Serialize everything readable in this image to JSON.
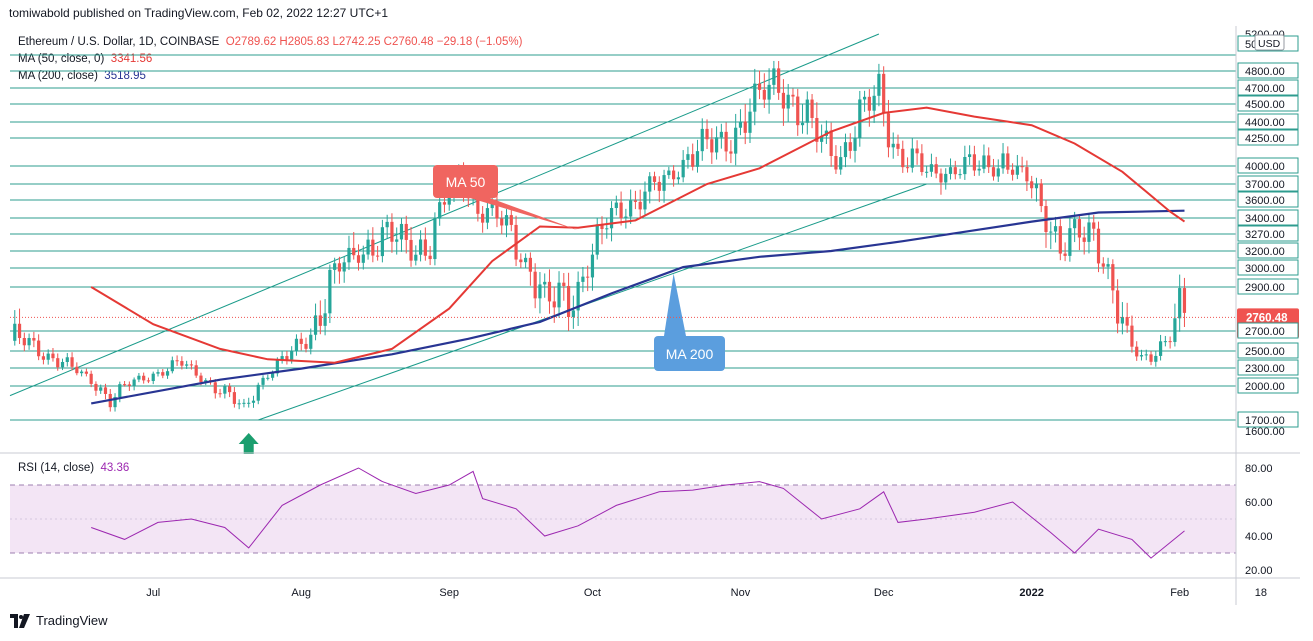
{
  "header": {
    "publisher": "tomiwabold published on TradingView.com, Feb 02, 2022 12:27 UTC+1"
  },
  "legend": {
    "symbol": "Ethereum / U.S. Dollar, 1D, COINBASE",
    "ohlc": "O2789.62  H2805.83  L2742.25  C2760.48  −29.18 (−1.05%)",
    "ma50_label": "MA (50, close, 0)",
    "ma50_value": "3341.56",
    "ma200_label": "MA (200, close)",
    "ma200_value": "3518.95"
  },
  "rsi_legend": {
    "label": "RSI (14, close)",
    "value": "43.36"
  },
  "footer": {
    "brand": "TradingView"
  },
  "colors": {
    "up": "#26a69a",
    "down": "#ef5350",
    "ma50": "#e53935",
    "ma200": "#283593",
    "rsi": "#9c27b0",
    "rsi_band": "#f3e5f5",
    "channel": "#1a9b8a",
    "level": "#2e9c8f"
  },
  "chart_data": {
    "type": "line",
    "title": "Ethereum / U.S. Dollar, 1D, COINBASE",
    "currency_badge": "USD",
    "price_ticks": [
      "5200.00",
      "5000.00",
      "4800.00",
      "4700.00",
      "4500.00",
      "4400.00",
      "4250.00",
      "4000.00",
      "3700.00",
      "3600.00",
      "3400.00",
      "3270.00",
      "3200.00",
      "3000.00",
      "2900.00",
      "2700.00",
      "2500.00",
      "2300.00",
      "2000.00",
      "1700.00",
      "1600.00"
    ],
    "horizontal_levels": [
      5000,
      4800,
      4700,
      4500,
      4400,
      4250,
      4000,
      3700,
      3600,
      3400,
      3270,
      3200,
      3000,
      2900,
      2700,
      2500,
      2300,
      2000,
      1700
    ],
    "x_ticks": [
      "Jul",
      "Aug",
      "Sep",
      "Oct",
      "Nov",
      "Dec",
      "2022",
      "Feb",
      "18"
    ],
    "last_price": "2760.48",
    "countdown": "12:32:13",
    "annotations": [
      {
        "text": "MA 50",
        "color": "#f06560"
      },
      {
        "text": "MA 200",
        "color": "#5b9ede"
      }
    ],
    "rsi_ticks": [
      "80.00",
      "60.00",
      "40.00",
      "20.00"
    ],
    "rsi_band": [
      30,
      70
    ],
    "series": [
      {
        "name": "MA (50, close, 0)",
        "color": "#e53935",
        "x": [
          "2021-06-18",
          "2021-07-01",
          "2021-07-15",
          "2021-07-25",
          "2021-08-08",
          "2021-08-20",
          "2021-09-01",
          "2021-09-10",
          "2021-09-20",
          "2021-09-28",
          "2021-10-10",
          "2021-10-25",
          "2021-11-05",
          "2021-11-20",
          "2021-12-01",
          "2021-12-10",
          "2021-12-20",
          "2022-01-01",
          "2022-01-10",
          "2022-01-20",
          "2022-01-30",
          "2022-02-02"
        ],
        "values": [
          2900,
          2730,
          2520,
          2400,
          2360,
          2520,
          2800,
          3080,
          3330,
          3320,
          3380,
          3700,
          3960,
          4310,
          4450,
          4480,
          4430,
          4370,
          4200,
          3900,
          3470,
          3370
        ]
      },
      {
        "name": "MA (200, close)",
        "color": "#283593",
        "x": [
          "2021-06-18",
          "2021-07-15",
          "2021-08-01",
          "2021-08-20",
          "2021-09-05",
          "2021-09-20",
          "2021-10-05",
          "2021-10-20",
          "2021-11-05",
          "2021-11-20",
          "2021-12-05",
          "2021-12-20",
          "2022-01-01",
          "2022-01-15",
          "2022-02-02"
        ],
        "values": [
          1840,
          2100,
          2290,
          2460,
          2620,
          2740,
          2870,
          3010,
          3130,
          3200,
          3240,
          3300,
          3370,
          3460,
          3480
        ]
      },
      {
        "name": "RSI (14, close)",
        "color": "#9c27b0",
        "x": [
          "2021-06-18",
          "2021-06-25",
          "2021-07-02",
          "2021-07-09",
          "2021-07-16",
          "2021-07-21",
          "2021-07-28",
          "2021-08-05",
          "2021-08-13",
          "2021-08-18",
          "2021-08-25",
          "2021-09-01",
          "2021-09-06",
          "2021-09-08",
          "2021-09-15",
          "2021-09-21",
          "2021-09-28",
          "2021-10-06",
          "2021-10-15",
          "2021-10-22",
          "2021-10-29",
          "2021-11-05",
          "2021-11-10",
          "2021-11-18",
          "2021-11-26",
          "2021-12-01",
          "2021-12-04",
          "2021-12-10",
          "2021-12-20",
          "2021-12-28",
          "2022-01-05",
          "2022-01-10",
          "2022-01-15",
          "2022-01-22",
          "2022-01-26",
          "2022-02-02"
        ],
        "values": [
          45,
          38,
          48,
          50,
          45,
          33,
          58,
          70,
          80,
          72,
          65,
          70,
          78,
          62,
          56,
          40,
          46,
          58,
          66,
          67,
          70,
          72,
          68,
          50,
          56,
          66,
          48,
          50,
          54,
          60,
          42,
          30,
          44,
          38,
          27,
          43
        ]
      }
    ]
  }
}
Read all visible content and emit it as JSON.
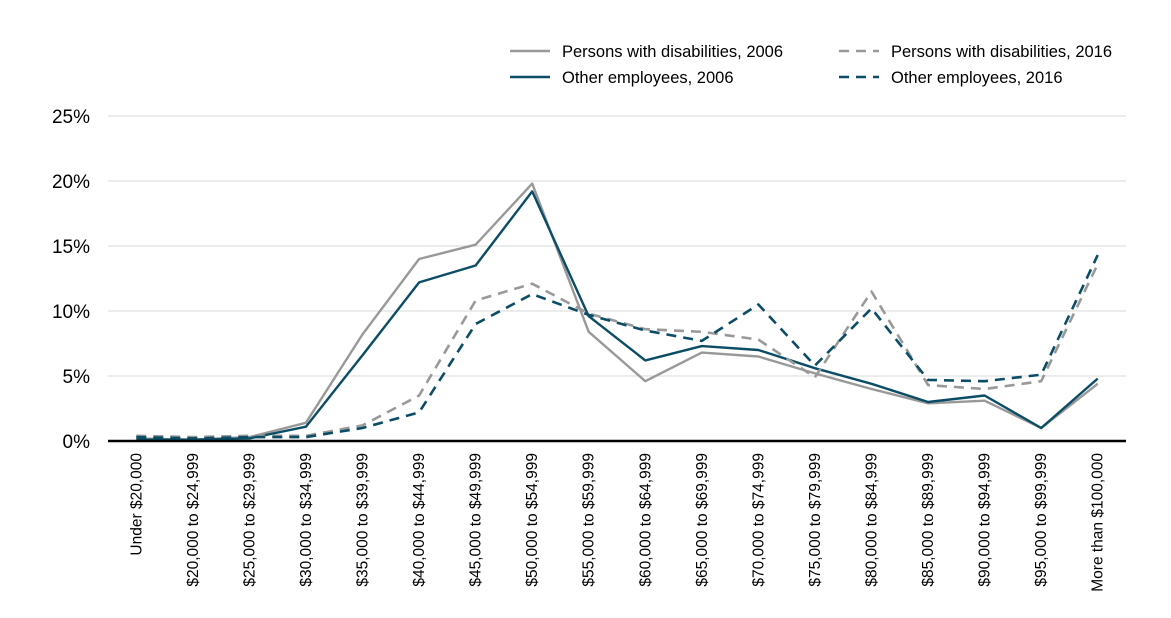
{
  "chart_data": {
    "type": "line",
    "categories": [
      "Under $20,000",
      "$20,000 to $24,999",
      "$25,000 to $29,999",
      "$30,000 to $34,999",
      "$35,000 to $39,999",
      "$40,000 to $44,999",
      "$45,000 to $49,999",
      "$50,000 to $54,999",
      "$55,000 to $59,999",
      "$60,000 to $64,999",
      "$65,000 to $69,999",
      "$70,000 to $74,999",
      "$75,000 to $79,999",
      "$80,000 to $84,999",
      "$85,000 to $89,999",
      "$90,000 to $94,999",
      "$95,000 to $99,999",
      "More than $100,000"
    ],
    "series": [
      {
        "name": "Persons with disabilities, 2006",
        "color": "#999999",
        "dash": "solid",
        "values": [
          0.2,
          0.1,
          0.3,
          1.4,
          8.2,
          14.0,
          15.1,
          19.8,
          8.4,
          4.6,
          6.8,
          6.5,
          5.2,
          4.0,
          2.9,
          3.1,
          1.0,
          4.4
        ]
      },
      {
        "name": "Other employees, 2006",
        "color": "#0b4d66",
        "dash": "solid",
        "values": [
          0.1,
          0.1,
          0.2,
          1.1,
          6.6,
          12.2,
          13.5,
          19.2,
          9.6,
          6.2,
          7.3,
          7.0,
          5.6,
          4.4,
          3.0,
          3.5,
          1.0,
          4.8
        ]
      },
      {
        "name": "Persons with disabilities, 2016",
        "color": "#999999",
        "dash": "dashed",
        "values": [
          0.4,
          0.3,
          0.4,
          0.4,
          1.2,
          3.5,
          10.8,
          12.1,
          9.8,
          8.6,
          8.4,
          7.8,
          4.9,
          11.5,
          4.3,
          4.0,
          4.6,
          13.6
        ]
      },
      {
        "name": "Other employees, 2016",
        "color": "#0b4d66",
        "dash": "dashed",
        "values": [
          0.3,
          0.2,
          0.3,
          0.3,
          1.0,
          2.2,
          9.0,
          11.3,
          9.7,
          8.5,
          7.7,
          10.5,
          5.8,
          10.2,
          4.7,
          4.6,
          5.1,
          14.3
        ]
      }
    ],
    "y_ticks": [
      "0%",
      "5%",
      "10%",
      "15%",
      "20%",
      "25%"
    ],
    "y_tick_values": [
      0,
      5,
      10,
      15,
      20,
      25
    ],
    "ylim": [
      0,
      25
    ],
    "grid": true,
    "legend_position": "top-right",
    "legend_layout": "2x2"
  }
}
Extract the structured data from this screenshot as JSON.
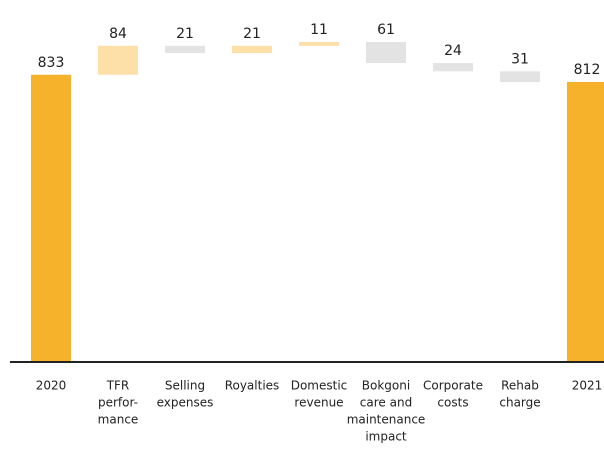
{
  "chart_data": {
    "type": "waterfall",
    "categories": [
      [
        "2020"
      ],
      [
        "TFR",
        "perfor-",
        "mance"
      ],
      [
        "Selling",
        "expenses"
      ],
      [
        "Royalties"
      ],
      [
        "Domestic",
        "revenue"
      ],
      [
        "Bokgoni",
        "care and",
        "maintenance",
        "impact"
      ],
      [
        "Corporate",
        "costs"
      ],
      [
        "Rehab",
        "charge"
      ],
      [
        "2021"
      ]
    ],
    "values": [
      833,
      84,
      -21,
      21,
      11,
      -61,
      -24,
      -31,
      812
    ],
    "value_labels": [
      "833",
      "84",
      "21",
      "21",
      "11",
      "61",
      "24",
      "31",
      "812"
    ],
    "measure": [
      "total",
      "relative",
      "relative",
      "relative",
      "relative",
      "relative",
      "relative",
      "relative",
      "total"
    ],
    "colors": [
      "#f7b22c",
      "#fddfa8",
      "#e3e3e3",
      "#fddfa8",
      "#fddfa8",
      "#e3e3e3",
      "#e3e3e3",
      "#e3e3e3",
      "#f7b22c"
    ]
  }
}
▬▬▬
WRITTEN REQUEST: Every line above that contains the word "JSON" should be reported.

TASK OUTPUT:
Serialize everything readable in this image to JSON.
Read all visible content and emit it as JSON.
Extract the structured data from this screenshot as JSON.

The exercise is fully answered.